◆ Requirement ◆
Copy out all the lines where "hotkey" shows up.

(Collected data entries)

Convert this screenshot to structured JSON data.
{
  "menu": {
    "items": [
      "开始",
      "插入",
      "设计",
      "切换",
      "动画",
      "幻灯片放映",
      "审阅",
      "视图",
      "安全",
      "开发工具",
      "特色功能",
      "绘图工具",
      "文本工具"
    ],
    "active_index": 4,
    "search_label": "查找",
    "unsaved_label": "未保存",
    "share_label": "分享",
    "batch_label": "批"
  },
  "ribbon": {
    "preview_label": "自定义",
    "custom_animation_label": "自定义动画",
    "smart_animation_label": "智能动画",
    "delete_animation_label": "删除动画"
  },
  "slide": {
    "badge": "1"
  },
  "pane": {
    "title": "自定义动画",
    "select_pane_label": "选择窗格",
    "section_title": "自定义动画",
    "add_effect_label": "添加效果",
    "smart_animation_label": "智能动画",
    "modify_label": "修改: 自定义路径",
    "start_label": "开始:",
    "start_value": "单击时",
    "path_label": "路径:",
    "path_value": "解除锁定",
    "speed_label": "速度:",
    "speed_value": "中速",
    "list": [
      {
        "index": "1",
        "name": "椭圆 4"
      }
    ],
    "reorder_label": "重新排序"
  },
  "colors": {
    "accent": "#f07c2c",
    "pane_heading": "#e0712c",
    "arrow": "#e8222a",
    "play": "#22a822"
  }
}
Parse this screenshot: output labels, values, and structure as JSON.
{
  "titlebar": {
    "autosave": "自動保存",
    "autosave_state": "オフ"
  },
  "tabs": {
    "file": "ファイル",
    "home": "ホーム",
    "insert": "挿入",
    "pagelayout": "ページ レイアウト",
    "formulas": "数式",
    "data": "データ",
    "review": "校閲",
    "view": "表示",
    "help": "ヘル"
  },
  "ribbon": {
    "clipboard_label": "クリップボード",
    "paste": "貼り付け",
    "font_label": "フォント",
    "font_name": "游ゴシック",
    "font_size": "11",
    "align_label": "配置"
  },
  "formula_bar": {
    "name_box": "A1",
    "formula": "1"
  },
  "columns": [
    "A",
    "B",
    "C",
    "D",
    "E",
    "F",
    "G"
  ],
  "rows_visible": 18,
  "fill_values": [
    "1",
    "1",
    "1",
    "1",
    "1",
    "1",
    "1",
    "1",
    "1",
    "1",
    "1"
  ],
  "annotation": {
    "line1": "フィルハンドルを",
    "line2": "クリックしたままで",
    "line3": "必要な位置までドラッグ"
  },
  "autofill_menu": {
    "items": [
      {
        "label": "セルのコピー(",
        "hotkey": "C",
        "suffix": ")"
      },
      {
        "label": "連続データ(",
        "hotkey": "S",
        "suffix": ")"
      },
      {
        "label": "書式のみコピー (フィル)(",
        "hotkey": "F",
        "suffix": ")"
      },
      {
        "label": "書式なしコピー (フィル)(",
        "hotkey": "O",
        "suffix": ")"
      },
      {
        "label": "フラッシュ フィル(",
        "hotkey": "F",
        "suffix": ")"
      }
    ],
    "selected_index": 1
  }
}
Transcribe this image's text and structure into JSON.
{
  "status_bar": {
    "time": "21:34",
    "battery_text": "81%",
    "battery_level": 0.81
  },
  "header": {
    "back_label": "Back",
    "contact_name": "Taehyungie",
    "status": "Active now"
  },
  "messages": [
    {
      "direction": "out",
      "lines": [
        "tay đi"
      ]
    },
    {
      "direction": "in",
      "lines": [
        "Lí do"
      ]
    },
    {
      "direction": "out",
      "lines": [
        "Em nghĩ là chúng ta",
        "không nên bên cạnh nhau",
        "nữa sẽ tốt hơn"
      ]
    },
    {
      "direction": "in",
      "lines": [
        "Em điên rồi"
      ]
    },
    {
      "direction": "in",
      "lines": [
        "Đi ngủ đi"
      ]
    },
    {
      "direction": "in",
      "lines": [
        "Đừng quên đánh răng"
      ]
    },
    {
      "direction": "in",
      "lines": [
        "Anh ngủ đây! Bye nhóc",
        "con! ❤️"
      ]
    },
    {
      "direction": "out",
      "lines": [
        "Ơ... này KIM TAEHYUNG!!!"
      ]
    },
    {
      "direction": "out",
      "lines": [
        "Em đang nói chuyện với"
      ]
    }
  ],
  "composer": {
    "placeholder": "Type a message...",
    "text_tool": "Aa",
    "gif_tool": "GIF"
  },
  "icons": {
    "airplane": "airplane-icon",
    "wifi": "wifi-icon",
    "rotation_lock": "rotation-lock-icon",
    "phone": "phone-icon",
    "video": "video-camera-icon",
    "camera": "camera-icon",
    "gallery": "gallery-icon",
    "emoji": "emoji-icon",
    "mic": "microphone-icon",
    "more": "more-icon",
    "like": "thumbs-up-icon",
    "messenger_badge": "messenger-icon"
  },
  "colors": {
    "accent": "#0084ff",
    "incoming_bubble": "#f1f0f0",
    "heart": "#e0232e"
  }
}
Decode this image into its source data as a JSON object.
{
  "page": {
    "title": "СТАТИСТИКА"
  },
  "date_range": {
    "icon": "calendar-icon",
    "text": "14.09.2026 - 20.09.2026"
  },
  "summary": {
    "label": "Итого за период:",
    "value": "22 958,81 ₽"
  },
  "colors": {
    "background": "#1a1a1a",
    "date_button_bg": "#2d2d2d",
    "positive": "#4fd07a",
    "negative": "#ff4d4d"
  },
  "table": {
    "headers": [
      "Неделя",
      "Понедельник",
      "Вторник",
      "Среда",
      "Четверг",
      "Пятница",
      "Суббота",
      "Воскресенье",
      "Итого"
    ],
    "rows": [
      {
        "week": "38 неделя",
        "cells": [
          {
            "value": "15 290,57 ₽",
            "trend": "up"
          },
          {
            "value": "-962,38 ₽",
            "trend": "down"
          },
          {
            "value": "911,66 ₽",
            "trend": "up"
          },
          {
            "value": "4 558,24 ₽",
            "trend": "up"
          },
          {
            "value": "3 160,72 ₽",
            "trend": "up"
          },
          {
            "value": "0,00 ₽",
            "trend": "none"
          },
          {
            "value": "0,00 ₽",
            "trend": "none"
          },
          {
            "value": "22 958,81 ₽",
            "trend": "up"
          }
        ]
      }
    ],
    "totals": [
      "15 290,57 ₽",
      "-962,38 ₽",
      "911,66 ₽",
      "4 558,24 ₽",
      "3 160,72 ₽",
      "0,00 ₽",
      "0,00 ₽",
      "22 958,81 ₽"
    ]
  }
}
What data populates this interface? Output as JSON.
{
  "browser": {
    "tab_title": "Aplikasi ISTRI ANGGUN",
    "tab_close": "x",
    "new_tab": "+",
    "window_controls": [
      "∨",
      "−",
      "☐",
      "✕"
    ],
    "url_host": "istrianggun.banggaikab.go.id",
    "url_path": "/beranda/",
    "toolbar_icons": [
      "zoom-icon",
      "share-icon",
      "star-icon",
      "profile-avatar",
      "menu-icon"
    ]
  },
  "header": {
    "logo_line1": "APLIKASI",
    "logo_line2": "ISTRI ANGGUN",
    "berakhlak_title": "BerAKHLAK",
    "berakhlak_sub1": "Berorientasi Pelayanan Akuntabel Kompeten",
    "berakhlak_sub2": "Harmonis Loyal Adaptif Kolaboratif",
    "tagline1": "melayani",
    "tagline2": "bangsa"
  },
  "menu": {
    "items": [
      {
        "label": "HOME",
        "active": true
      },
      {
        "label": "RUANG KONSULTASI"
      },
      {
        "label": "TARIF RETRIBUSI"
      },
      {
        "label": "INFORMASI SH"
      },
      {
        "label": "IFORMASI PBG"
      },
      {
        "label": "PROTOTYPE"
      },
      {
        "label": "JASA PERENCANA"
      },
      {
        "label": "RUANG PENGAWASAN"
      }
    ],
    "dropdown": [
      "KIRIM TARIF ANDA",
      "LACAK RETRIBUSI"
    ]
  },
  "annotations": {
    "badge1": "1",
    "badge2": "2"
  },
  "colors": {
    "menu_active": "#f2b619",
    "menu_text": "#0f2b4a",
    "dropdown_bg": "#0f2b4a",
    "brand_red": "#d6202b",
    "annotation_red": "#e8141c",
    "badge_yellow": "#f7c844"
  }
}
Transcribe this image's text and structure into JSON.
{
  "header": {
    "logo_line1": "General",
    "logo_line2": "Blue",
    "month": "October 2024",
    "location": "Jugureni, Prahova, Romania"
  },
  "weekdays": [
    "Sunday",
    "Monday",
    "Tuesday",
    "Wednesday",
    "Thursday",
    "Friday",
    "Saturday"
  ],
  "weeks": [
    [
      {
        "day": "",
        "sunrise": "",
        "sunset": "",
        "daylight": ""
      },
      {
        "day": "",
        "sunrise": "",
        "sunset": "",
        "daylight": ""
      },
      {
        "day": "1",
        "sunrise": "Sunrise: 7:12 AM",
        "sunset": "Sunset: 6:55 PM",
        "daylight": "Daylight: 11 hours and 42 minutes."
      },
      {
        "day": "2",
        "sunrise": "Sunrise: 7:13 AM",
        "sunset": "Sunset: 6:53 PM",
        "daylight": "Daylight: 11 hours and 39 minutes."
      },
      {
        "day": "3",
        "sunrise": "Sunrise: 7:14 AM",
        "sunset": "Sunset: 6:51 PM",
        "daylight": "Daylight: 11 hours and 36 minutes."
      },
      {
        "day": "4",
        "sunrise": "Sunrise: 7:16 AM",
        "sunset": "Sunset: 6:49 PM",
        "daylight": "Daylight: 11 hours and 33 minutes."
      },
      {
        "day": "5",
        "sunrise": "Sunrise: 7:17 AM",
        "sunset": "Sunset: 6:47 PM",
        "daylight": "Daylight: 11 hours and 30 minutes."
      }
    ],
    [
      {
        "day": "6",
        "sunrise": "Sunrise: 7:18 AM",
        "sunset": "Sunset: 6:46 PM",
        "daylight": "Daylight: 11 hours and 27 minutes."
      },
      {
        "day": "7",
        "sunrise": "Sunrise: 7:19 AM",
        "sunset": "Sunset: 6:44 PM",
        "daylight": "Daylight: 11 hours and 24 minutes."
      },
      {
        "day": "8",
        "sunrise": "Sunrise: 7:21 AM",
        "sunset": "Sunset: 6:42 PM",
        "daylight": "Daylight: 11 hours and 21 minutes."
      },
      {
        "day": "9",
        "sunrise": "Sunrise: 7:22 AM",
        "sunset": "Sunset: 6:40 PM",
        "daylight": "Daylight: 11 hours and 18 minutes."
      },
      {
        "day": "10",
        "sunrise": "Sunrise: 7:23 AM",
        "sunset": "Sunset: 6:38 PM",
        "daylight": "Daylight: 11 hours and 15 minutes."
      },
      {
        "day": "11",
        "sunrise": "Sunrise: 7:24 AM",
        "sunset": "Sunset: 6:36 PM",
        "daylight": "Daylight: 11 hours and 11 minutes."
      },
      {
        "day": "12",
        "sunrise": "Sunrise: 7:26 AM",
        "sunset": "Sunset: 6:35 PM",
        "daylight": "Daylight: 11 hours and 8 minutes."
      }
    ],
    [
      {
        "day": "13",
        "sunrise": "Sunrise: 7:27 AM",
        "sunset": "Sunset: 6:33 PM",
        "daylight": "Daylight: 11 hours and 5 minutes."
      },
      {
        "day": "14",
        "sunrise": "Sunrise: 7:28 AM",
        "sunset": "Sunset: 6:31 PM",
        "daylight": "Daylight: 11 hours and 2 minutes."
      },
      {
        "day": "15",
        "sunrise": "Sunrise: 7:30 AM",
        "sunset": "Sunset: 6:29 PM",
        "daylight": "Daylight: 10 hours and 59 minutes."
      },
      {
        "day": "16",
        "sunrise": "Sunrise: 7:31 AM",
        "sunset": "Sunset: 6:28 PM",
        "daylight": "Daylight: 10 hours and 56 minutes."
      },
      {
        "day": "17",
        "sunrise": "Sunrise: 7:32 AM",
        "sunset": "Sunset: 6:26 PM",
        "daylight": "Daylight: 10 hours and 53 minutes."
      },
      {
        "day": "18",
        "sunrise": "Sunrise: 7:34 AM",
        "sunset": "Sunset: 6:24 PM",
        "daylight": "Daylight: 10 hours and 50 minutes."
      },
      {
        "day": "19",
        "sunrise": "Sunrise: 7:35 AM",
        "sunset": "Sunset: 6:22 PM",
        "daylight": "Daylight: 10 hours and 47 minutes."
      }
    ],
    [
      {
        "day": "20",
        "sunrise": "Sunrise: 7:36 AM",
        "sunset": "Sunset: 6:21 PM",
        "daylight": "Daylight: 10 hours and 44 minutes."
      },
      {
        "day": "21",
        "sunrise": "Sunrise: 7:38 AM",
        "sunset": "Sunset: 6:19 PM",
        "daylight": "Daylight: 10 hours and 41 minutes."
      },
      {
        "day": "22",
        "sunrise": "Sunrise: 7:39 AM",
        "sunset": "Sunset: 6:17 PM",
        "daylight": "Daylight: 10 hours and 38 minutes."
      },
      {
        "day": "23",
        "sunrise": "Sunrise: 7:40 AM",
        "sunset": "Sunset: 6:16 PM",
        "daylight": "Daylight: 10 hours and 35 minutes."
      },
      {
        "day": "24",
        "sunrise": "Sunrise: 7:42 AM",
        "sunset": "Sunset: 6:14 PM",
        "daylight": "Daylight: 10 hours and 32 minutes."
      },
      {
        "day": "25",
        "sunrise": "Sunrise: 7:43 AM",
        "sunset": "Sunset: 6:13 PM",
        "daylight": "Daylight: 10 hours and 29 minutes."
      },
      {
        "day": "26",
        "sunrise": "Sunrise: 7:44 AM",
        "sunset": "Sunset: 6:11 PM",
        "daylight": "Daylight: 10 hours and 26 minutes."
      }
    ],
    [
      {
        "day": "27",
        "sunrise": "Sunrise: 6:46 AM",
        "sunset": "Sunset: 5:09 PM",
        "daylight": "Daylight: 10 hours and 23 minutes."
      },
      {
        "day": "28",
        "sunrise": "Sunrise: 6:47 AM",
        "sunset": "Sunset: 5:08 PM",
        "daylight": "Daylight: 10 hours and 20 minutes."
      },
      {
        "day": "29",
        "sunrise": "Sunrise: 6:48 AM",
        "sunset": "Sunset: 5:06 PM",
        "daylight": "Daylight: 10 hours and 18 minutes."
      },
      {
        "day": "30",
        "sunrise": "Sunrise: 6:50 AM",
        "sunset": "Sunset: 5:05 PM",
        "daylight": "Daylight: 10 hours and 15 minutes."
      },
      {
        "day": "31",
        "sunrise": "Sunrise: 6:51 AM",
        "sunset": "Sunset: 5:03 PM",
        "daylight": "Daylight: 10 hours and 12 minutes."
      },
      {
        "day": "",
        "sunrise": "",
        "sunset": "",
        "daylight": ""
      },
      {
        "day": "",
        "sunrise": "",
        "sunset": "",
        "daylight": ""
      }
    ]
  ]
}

◆ Complete output ◆
        "hotkey": "C",
        "hotkey": "S",
        "hotkey": "F",
        "hotkey": "O",
        "hotkey": "F",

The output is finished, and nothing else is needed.